— BEGIN EXERCISE MATERIAL —

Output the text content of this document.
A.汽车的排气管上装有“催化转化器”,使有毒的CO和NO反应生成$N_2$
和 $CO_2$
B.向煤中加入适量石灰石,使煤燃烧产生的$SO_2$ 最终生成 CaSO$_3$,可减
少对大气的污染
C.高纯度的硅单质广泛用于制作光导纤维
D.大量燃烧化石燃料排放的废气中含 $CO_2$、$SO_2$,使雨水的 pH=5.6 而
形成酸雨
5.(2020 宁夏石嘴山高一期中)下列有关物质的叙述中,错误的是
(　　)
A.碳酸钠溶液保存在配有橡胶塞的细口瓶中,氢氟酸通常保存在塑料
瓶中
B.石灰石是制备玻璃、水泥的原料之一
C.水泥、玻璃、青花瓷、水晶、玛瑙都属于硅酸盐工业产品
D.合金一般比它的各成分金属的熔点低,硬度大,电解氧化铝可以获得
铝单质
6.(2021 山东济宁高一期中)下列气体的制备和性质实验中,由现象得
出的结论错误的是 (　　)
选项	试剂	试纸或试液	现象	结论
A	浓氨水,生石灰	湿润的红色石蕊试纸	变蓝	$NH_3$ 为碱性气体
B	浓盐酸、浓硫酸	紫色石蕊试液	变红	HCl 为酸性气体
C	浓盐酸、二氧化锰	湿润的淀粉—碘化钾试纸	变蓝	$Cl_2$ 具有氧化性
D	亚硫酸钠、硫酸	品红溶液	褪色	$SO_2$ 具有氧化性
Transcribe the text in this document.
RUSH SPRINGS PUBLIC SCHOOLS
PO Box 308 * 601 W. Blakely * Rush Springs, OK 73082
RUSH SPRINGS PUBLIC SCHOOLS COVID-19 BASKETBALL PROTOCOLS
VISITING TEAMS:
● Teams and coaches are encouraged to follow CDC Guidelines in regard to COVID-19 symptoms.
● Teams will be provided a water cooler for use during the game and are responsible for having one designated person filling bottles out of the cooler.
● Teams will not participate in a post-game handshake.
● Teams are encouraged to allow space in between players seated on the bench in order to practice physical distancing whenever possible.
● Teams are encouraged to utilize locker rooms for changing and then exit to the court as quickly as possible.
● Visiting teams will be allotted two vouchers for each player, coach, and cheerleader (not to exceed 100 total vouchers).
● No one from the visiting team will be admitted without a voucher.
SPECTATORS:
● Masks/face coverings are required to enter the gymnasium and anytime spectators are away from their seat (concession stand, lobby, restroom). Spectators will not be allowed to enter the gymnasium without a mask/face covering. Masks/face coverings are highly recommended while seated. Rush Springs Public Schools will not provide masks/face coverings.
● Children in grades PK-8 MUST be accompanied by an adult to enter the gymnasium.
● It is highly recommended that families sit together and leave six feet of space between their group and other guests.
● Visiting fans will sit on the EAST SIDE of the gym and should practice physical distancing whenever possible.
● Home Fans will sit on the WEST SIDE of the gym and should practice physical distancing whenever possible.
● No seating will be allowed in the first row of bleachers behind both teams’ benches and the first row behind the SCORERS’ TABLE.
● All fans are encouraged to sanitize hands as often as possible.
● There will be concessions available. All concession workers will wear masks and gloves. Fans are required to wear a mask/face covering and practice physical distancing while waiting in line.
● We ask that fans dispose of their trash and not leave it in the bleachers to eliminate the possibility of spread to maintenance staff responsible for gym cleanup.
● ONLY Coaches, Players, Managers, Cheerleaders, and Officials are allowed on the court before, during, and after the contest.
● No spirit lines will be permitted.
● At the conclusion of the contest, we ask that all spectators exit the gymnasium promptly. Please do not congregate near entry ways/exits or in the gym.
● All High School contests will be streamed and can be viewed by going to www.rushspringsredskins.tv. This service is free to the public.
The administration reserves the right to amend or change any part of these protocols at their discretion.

— END EXERCISE MATERIAL —

**GIVEN REQUEST**
Quote all of the entries exactly as they appear.

**FINAL ANSWER**
Output the text content of this document.
A.汽车的排气管上装有“催化转化器”,使有毒的CO和NO反应生成$N_2$
和 $CO_2$
B.向煤中加入适量石灰石,使煤燃烧产生的$SO_2$ 最终生成 CaSO$_3$,可减
少对大气的污染
C.高纯度的硅单质广泛用于制作光导纤维
D.大量燃烧化石燃料排放的废气中含 $CO_2$、$SO_2$,使雨水的 pH=5.6 而
形成酸雨
5.(2020 宁夏石嘴山高一期中)下列有关物质的叙述中,错误的是
(　　)
A.碳酸钠溶液保存在配有橡胶塞的细口瓶中,氢氟酸通常保存在塑料
瓶中
B.石灰石是制备玻璃、水泥的原料之一
C.水泥、玻璃、青花瓷、水晶、玛瑙都属于硅酸盐工业产品
D.合金一般比它的各成分金属的熔点低,硬度大,电解氧化铝可以获得
铝单质
6.(2021 山东济宁高一期中)下列气体的制备和性质实验中,由现象得
出的结论错误的是 (　　)
选项	试剂	试纸或试液	现象	结论
A	浓氨水,生石灰	湿润的红色石蕊试纸	变蓝	$NH_3$ 为碱性气体
B	浓盐酸、浓硫酸	紫色石蕊试液	变红	HCl 为酸性气体
C	浓盐酸、二氧化锰	湿润的淀粉—碘化钾试纸	变蓝	$Cl_2$ 具有氧化性
D	亚硫酸钠、硫酸	品红溶液	褪色	$SO_2$ 具有氧化性
Transcribe the text in this document.
RUSH SPRINGS PUBLIC SCHOOLS
PO Box 308 * 601 W. Blakely * Rush Springs, OK 73082
RUSH SPRINGS PUBLIC SCHOOLS COVID-19 BASKETBALL PROTOCOLS
VISITING TEAMS:
● Teams and coaches are encouraged to follow CDC Guidelines in regard to COVID-19 symptoms.
● Teams will be provided a water cooler for use during the game and are responsible for having one designated person filling bottles out of the cooler.
● Teams will not participate in a post-game handshake.
● Teams are encouraged to allow space in between players seated on the bench in order to practice physical distancing whenever possible.
● Teams are encouraged to utilize locker rooms for changing and then exit to the court as quickly as possible.
● Visiting teams will be allotted two vouchers for each player, coach, and cheerleader (not to exceed 100 total vouchers).
● No one from the visiting team will be admitted without a voucher.
SPECTATORS:
● Masks/face coverings are required to enter the gymnasium and anytime spectators are away from their seat (concession stand, lobby, restroom). Spectators will not be allowed to enter the gymnasium without a mask/face covering. Masks/face coverings are highly recommended while seated. Rush Springs Public Schools will not provide masks/face coverings.
● Children in grades PK-8 MUST be accompanied by an adult to enter the gymnasium.
● It is highly recommended that families sit together and leave six feet of space between their group and other guests.
● Visiting fans will sit on the EAST SIDE of the gym and should practice physical distancing whenever possible.
● Home Fans will sit on the WEST SIDE of the gym and should practice physical distancing whenever possible.
● No seating will be allowed in the first row of bleachers behind both teams’ benches and the first row behind the SCORERS’ TABLE.
● All fans are encouraged to sanitize hands as often as possible.
● There will be concessions available. All concession workers will wear masks and gloves. Fans are required to wear a mask/face covering and practice physical distancing while waiting in line.
● We ask that fans dispose of their trash and not leave it in the bleachers to eliminate the possibility of spread to maintenance staff responsible for gym cleanup.
● ONLY Coaches, Players, Managers, Cheerleaders, and Officials are allowed on the court before, during, and after the contest.
● No spirit lines will be permitted.
● At the conclusion of the contest, we ask that all spectators exit the gymnasium promptly. Please do not congregate near entry ways/exits or in the gym.
● All High School contests will be streamed and can be viewed by going to www.rushspringsredskins.tv. This service is free to the public.
The administration reserves the right to amend or change any part of these protocols at their discretion.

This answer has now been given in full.